> WHAT YOU NEED TO DO: Update the lines below by changing each "chevron-down-icon" to "expand-arrow-icon" and leaving everything else unchanged.

> MATERIALS PROVIDED:

· · ·

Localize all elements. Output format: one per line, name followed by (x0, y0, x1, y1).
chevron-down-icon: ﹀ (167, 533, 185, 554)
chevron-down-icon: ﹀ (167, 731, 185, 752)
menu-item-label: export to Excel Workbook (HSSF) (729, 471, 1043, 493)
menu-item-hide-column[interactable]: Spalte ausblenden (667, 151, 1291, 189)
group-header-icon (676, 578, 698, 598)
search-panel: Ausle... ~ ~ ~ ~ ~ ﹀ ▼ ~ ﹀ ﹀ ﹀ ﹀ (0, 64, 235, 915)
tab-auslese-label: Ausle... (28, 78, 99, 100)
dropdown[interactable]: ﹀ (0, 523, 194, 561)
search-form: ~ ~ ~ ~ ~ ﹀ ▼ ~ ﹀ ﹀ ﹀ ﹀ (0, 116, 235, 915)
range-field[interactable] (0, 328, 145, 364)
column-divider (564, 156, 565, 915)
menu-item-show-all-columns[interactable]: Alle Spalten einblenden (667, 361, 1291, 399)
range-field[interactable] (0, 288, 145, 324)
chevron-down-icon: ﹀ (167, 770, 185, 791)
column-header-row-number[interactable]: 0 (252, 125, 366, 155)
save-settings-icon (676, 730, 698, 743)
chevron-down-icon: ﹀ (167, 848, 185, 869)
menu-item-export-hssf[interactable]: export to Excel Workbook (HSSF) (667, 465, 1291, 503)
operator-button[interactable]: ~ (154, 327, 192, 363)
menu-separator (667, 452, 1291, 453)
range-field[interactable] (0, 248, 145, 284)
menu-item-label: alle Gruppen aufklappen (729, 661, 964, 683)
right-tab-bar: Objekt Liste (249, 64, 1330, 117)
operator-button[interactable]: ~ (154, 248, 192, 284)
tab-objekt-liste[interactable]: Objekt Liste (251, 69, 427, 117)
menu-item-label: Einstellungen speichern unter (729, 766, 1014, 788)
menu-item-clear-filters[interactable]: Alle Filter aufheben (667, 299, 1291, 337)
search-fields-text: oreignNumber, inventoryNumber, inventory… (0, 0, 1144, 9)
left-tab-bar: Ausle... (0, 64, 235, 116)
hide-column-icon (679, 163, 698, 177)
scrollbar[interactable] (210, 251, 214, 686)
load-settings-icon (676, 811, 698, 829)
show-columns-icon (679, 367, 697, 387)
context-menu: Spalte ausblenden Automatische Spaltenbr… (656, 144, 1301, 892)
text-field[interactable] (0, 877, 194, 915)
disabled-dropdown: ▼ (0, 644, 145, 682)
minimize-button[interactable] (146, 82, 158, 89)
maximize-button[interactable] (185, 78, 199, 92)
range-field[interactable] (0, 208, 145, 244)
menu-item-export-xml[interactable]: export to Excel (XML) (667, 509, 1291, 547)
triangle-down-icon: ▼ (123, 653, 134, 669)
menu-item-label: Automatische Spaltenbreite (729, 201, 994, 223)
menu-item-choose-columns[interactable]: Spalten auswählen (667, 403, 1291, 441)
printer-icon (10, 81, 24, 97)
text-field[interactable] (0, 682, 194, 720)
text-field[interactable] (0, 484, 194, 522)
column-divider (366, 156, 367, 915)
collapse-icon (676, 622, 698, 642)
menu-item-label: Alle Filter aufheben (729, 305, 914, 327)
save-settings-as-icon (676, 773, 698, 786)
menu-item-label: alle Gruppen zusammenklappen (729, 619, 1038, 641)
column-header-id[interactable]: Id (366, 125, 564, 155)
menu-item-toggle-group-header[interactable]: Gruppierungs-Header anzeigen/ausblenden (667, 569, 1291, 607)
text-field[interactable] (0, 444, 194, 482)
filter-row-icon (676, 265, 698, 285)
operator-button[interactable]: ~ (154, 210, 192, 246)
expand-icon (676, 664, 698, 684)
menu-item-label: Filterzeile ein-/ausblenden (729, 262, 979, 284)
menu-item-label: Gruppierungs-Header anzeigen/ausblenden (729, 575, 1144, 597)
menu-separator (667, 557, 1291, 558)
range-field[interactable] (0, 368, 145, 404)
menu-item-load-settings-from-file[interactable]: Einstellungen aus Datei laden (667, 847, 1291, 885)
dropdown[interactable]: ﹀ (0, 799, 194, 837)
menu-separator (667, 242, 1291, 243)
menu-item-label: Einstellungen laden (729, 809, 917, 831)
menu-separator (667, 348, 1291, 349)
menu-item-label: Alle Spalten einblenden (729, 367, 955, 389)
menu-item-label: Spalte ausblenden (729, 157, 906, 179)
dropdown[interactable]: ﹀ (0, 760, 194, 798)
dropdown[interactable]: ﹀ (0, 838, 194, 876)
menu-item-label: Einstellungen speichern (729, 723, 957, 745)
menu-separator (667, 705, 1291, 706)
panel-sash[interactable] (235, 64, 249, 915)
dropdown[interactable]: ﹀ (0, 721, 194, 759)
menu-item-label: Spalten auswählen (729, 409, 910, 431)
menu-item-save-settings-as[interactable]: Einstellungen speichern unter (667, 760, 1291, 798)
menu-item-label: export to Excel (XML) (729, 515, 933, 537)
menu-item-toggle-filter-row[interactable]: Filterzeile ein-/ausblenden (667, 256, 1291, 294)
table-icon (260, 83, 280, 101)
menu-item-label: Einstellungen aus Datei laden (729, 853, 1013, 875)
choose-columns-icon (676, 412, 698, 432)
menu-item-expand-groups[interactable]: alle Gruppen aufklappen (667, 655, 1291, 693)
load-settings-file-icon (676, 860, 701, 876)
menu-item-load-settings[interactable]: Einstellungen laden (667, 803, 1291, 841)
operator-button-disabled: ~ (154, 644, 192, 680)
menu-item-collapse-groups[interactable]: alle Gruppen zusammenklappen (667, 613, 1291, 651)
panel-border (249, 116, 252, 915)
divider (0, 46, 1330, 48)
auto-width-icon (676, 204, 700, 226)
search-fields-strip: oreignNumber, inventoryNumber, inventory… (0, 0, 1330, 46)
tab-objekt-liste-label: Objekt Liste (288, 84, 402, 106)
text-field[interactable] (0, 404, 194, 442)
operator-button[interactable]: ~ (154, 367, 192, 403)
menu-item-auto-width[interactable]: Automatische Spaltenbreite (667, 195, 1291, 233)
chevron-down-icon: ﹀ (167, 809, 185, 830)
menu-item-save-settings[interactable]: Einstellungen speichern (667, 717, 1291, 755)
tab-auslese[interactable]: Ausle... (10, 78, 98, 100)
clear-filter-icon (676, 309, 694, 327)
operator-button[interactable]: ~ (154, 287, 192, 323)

· · ·

> WRITTEN ANSWER:
Localize all elements. Output format: one per line, name followed by (x0, y0, x1, y1).
expand-arrow-icon: ﹀ (167, 533, 185, 554)
expand-arrow-icon: ﹀ (167, 731, 185, 752)
menu-item-label: export to Excel Workbook (HSSF) (729, 471, 1043, 493)
menu-item-hide-column[interactable]: Spalte ausblenden (667, 151, 1291, 189)
group-header-icon (676, 578, 698, 598)
search-panel: Ausle... ~ ~ ~ ~ ~ ﹀ ▼ ~ ﹀ ﹀ ﹀ ﹀ (0, 64, 235, 915)
tab-auslese-label: Ausle... (28, 78, 99, 100)
dropdown[interactable]: ﹀ (0, 523, 194, 561)
search-form: ~ ~ ~ ~ ~ ﹀ ▼ ~ ﹀ ﹀ ﹀ ﹀ (0, 116, 235, 915)
range-field[interactable] (0, 328, 145, 364)
column-divider (564, 156, 565, 915)
menu-item-show-all-columns[interactable]: Alle Spalten einblenden (667, 361, 1291, 399)
range-field[interactable] (0, 288, 145, 324)
expand-arrow-icon: ﹀ (167, 770, 185, 791)
column-header-row-number[interactable]: 0 (252, 125, 366, 155)
save-settings-icon (676, 730, 698, 743)
expand-arrow-icon: ﹀ (167, 848, 185, 869)
menu-item-export-hssf[interactable]: export to Excel Workbook (HSSF) (667, 465, 1291, 503)
operator-button[interactable]: ~ (154, 327, 192, 363)
menu-separator (667, 452, 1291, 453)
range-field[interactable] (0, 248, 145, 284)
menu-item-label: alle Gruppen aufklappen (729, 661, 964, 683)
right-tab-bar: Objekt Liste (249, 64, 1330, 117)
operator-button[interactable]: ~ (154, 248, 192, 284)
tab-objekt-liste[interactable]: Objekt Liste (251, 69, 427, 117)
menu-item-label: Einstellungen speichern unter (729, 766, 1014, 788)
menu-item-clear-filters[interactable]: Alle Filter aufheben (667, 299, 1291, 337)
search-fields-text: oreignNumber, inventoryNumber, inventory… (0, 0, 1144, 9)
left-tab-bar: Ausle... (0, 64, 235, 116)
hide-column-icon (679, 163, 698, 177)
scrollbar[interactable] (210, 251, 214, 686)
load-settings-icon (676, 811, 698, 829)
show-columns-icon (679, 367, 697, 387)
context-menu: Spalte ausblenden Automatische Spaltenbr… (656, 144, 1301, 892)
text-field[interactable] (0, 877, 194, 915)
disabled-dropdown: ▼ (0, 644, 145, 682)
minimize-button[interactable] (146, 82, 158, 89)
maximize-button[interactable] (185, 78, 199, 92)
range-field[interactable] (0, 208, 145, 244)
menu-item-export-xml[interactable]: export to Excel (XML) (667, 509, 1291, 547)
triangle-down-icon: ▼ (123, 653, 134, 669)
menu-item-label: Automatische Spaltenbreite (729, 201, 994, 223)
menu-item-choose-columns[interactable]: Spalten auswählen (667, 403, 1291, 441)
printer-icon (10, 81, 24, 97)
text-field[interactable] (0, 682, 194, 720)
text-field[interactable] (0, 484, 194, 522)
column-divider (366, 156, 367, 915)
collapse-icon (676, 622, 698, 642)
menu-item-label: Alle Filter aufheben (729, 305, 914, 327)
save-settings-as-icon (676, 773, 698, 786)
menu-item-label: alle Gruppen zusammenklappen (729, 619, 1038, 641)
column-header-id[interactable]: Id (366, 125, 564, 155)
menu-item-toggle-group-header[interactable]: Gruppierungs-Header anzeigen/ausblenden (667, 569, 1291, 607)
text-field[interactable] (0, 444, 194, 482)
filter-row-icon (676, 265, 698, 285)
operator-button[interactable]: ~ (154, 210, 192, 246)
expand-icon (676, 664, 698, 684)
menu-item-label: Filterzeile ein-/ausblenden (729, 262, 979, 284)
menu-item-label: Gruppierungs-Header anzeigen/ausblenden (729, 575, 1144, 597)
menu-separator (667, 557, 1291, 558)
range-field[interactable] (0, 368, 145, 404)
menu-item-load-settings-from-file[interactable]: Einstellungen aus Datei laden (667, 847, 1291, 885)
dropdown[interactable]: ﹀ (0, 799, 194, 837)
menu-separator (667, 242, 1291, 243)
menu-item-label: Einstellungen laden (729, 809, 917, 831)
menu-separator (667, 348, 1291, 349)
menu-item-label: Alle Spalten einblenden (729, 367, 955, 389)
menu-item-label: Spalte ausblenden (729, 157, 906, 179)
dropdown[interactable]: ﹀ (0, 760, 194, 798)
dropdown[interactable]: ﹀ (0, 838, 194, 876)
menu-item-label: Einstellungen speichern (729, 723, 957, 745)
menu-separator (667, 705, 1291, 706)
panel-sash[interactable] (235, 64, 249, 915)
dropdown[interactable]: ﹀ (0, 721, 194, 759)
menu-item-label: Spalten auswählen (729, 409, 910, 431)
menu-item-save-settings-as[interactable]: Einstellungen speichern unter (667, 760, 1291, 798)
menu-item-label: export to Excel (XML) (729, 515, 933, 537)
menu-item-toggle-filter-row[interactable]: Filterzeile ein-/ausblenden (667, 256, 1291, 294)
table-icon (260, 83, 280, 101)
menu-item-label: Einstellungen aus Datei laden (729, 853, 1013, 875)
choose-columns-icon (676, 412, 698, 432)
menu-item-expand-groups[interactable]: alle Gruppen aufklappen (667, 655, 1291, 693)
load-settings-file-icon (676, 860, 701, 876)
menu-item-load-settings[interactable]: Einstellungen laden (667, 803, 1291, 841)
operator-button-disabled: ~ (154, 644, 192, 680)
menu-item-collapse-groups[interactable]: alle Gruppen zusammenklappen (667, 613, 1291, 651)
panel-border (249, 116, 252, 915)
divider (0, 46, 1330, 48)
auto-width-icon (676, 204, 700, 226)
search-fields-strip: oreignNumber, inventoryNumber, inventory… (0, 0, 1330, 46)
tab-objekt-liste-label: Objekt Liste (288, 84, 402, 106)
text-field[interactable] (0, 404, 194, 442)
operator-button[interactable]: ~ (154, 367, 192, 403)
menu-item-auto-width[interactable]: Automatische Spaltenbreite (667, 195, 1291, 233)
expand-arrow-icon: ﹀ (167, 809, 185, 830)
menu-item-save-settings[interactable]: Einstellungen speichern (667, 717, 1291, 755)
tab-auslese[interactable]: Ausle... (10, 78, 98, 100)
clear-filter-icon (676, 309, 694, 327)
operator-button[interactable]: ~ (154, 287, 192, 323)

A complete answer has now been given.